Write each line out again exactly as written.

--- Material to process ---

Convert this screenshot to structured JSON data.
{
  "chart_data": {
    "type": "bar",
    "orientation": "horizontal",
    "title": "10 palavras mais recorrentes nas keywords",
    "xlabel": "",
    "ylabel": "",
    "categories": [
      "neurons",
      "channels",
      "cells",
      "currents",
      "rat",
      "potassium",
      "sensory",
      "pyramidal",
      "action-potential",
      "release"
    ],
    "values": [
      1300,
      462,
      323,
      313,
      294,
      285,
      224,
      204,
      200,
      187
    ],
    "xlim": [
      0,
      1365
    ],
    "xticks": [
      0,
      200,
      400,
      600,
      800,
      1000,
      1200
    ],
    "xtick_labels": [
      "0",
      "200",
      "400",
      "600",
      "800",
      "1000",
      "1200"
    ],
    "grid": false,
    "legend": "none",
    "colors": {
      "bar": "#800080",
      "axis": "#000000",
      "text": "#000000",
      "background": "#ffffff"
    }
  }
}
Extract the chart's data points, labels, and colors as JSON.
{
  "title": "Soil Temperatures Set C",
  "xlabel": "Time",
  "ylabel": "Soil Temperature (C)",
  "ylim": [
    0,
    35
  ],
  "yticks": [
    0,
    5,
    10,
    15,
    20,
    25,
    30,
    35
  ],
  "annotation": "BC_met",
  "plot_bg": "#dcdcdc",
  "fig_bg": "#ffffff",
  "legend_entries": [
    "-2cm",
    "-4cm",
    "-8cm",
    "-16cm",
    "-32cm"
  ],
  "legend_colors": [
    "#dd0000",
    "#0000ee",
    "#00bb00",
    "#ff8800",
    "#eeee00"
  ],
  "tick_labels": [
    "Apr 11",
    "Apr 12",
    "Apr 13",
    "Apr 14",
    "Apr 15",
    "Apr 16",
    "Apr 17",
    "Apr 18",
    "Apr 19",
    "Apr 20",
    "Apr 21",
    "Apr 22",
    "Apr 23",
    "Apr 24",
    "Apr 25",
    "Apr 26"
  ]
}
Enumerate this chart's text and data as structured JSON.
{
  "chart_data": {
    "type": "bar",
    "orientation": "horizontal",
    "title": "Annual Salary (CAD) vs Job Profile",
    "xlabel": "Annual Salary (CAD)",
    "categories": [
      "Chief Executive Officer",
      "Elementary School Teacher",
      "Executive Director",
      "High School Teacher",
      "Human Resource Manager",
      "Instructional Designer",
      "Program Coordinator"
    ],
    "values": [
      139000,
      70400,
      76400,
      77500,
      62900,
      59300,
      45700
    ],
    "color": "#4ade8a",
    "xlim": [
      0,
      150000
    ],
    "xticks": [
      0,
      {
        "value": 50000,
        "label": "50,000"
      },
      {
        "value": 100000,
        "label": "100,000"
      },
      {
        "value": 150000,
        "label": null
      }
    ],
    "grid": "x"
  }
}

---

* _Exercise response_:
Convert this screenshot to structured JSON data.
{
  "chart_data": {
    "type": "bar",
    "orientation": "horizontal",
    "title": "10 palavras mais recorrentes nas keywords",
    "xlabel": "",
    "ylabel": "",
    "categories": [
      "neurons",
      "channels",
      "cells",
      "currents",
      "rat",
      "potassium",
      "sensory",
      "pyramidal",
      "action-potential",
      "release"
    ],
    "values": [
      1300,
      462,
      323,
      313,
      294,
      285,
      224,
      204,
      200,
      187
    ],
    "xlim": [
      0,
      1365
    ],
    "xticks": [
      0,
      200,
      400,
      600,
      800,
      1000,
      1200
    ],
    "xtick_labels": [
      "0",
      "200",
      "400",
      "600",
      "800",
      "1000",
      "1200"
    ],
    "grid": false,
    "legend": "none",
    "colors": {
      "bar": "#800080",
      "axis": "#000000",
      "text": "#000000",
      "background": "#ffffff"
    }
  }
}
Extract the chart's data points, labels, and colors as JSON.
{
  "title": "Soil Temperatures Set C",
  "xlabel": "Time",
  "ylabel": "Soil Temperature (C)",
  "ylim": [
    0,
    35
  ],
  "yticks": [
    0,
    5,
    10,
    15,
    20,
    25,
    30,
    35
  ],
  "annotation": "BC_met",
  "plot_bg": "#dcdcdc",
  "fig_bg": "#ffffff",
  "legend_entries": [
    "-2cm",
    "-4cm",
    "-8cm",
    "-16cm",
    "-32cm"
  ],
  "legend_colors": [
    "#dd0000",
    "#0000ee",
    "#00bb00",
    "#ff8800",
    "#eeee00"
  ],
  "tick_labels": [
    "Apr 11",
    "Apr 12",
    "Apr 13",
    "Apr 14",
    "Apr 15",
    "Apr 16",
    "Apr 17",
    "Apr 18",
    "Apr 19",
    "Apr 20",
    "Apr 21",
    "Apr 22",
    "Apr 23",
    "Apr 24",
    "Apr 25",
    "Apr 26"
  ]
}
Enumerate this chart's text and data as structured JSON.
{
  "chart_data": {
    "type": "bar",
    "orientation": "horizontal",
    "title": "Annual Salary (CAD) vs Job Profile",
    "xlabel": "Annual Salary (CAD)",
    "categories": [
      "Chief Executive Officer",
      "Elementary School Teacher",
      "Executive Director",
      "High School Teacher",
      "Human Resource Manager",
      "Instructional Designer",
      "Program Coordinator"
    ],
    "values": [
      139000,
      70400,
      76400,
      77500,
      62900,
      59300,
      45700
    ],
    "color": "#4ade8a",
    "xlim": [
      0,
      150000
    ],
    "xticks": [
      0,
      {
        "value": 50000,
        "label": "50,000"
      },
      {
        "value": 100000,
        "label": "100,000"
      },
      {
        "value": 150000,
        "label": null
      }
    ],
    "grid": "x"
  }
}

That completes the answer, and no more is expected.